(Dataset entries)

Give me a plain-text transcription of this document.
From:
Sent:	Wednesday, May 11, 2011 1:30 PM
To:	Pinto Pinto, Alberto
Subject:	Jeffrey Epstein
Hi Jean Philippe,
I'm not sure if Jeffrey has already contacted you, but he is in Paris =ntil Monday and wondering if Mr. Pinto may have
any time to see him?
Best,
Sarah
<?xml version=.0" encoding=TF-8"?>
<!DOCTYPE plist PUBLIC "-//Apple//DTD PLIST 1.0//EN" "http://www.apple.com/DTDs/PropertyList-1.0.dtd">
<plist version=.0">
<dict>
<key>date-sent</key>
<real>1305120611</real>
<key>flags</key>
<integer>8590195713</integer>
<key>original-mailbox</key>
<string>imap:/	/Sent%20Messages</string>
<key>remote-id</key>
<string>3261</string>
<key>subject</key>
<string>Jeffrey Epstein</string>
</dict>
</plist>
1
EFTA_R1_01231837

==

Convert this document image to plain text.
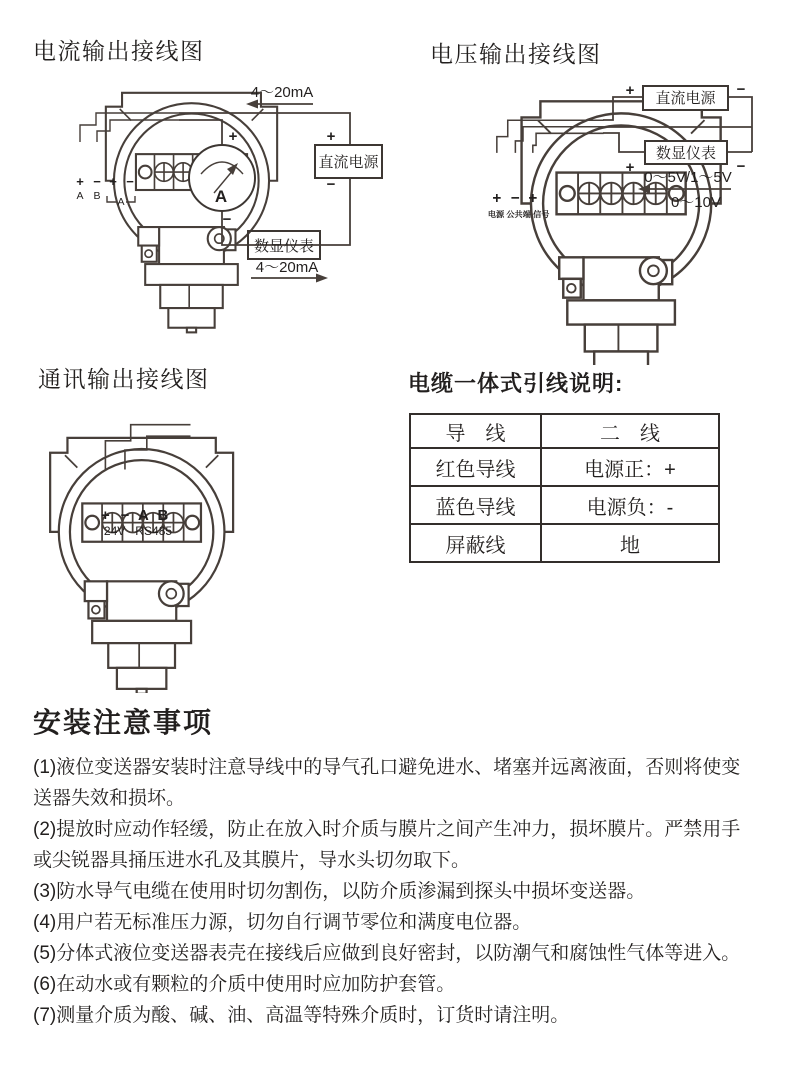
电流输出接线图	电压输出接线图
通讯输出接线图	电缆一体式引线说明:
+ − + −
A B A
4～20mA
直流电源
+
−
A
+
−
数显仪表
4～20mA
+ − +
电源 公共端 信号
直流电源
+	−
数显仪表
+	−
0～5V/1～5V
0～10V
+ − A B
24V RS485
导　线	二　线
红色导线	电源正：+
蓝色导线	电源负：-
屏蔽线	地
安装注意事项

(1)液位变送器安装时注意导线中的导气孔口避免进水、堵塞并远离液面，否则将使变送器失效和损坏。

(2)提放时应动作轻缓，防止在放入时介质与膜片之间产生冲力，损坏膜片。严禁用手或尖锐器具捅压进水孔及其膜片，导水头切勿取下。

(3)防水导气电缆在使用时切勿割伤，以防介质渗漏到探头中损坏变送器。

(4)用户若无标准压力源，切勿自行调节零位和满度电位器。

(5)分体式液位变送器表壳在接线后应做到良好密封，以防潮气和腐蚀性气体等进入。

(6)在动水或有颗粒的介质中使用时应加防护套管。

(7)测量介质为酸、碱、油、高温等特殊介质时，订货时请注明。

## Task to carry out
Your answer should be a single number: the count of lines holding the word "plain".

## Worked solution
2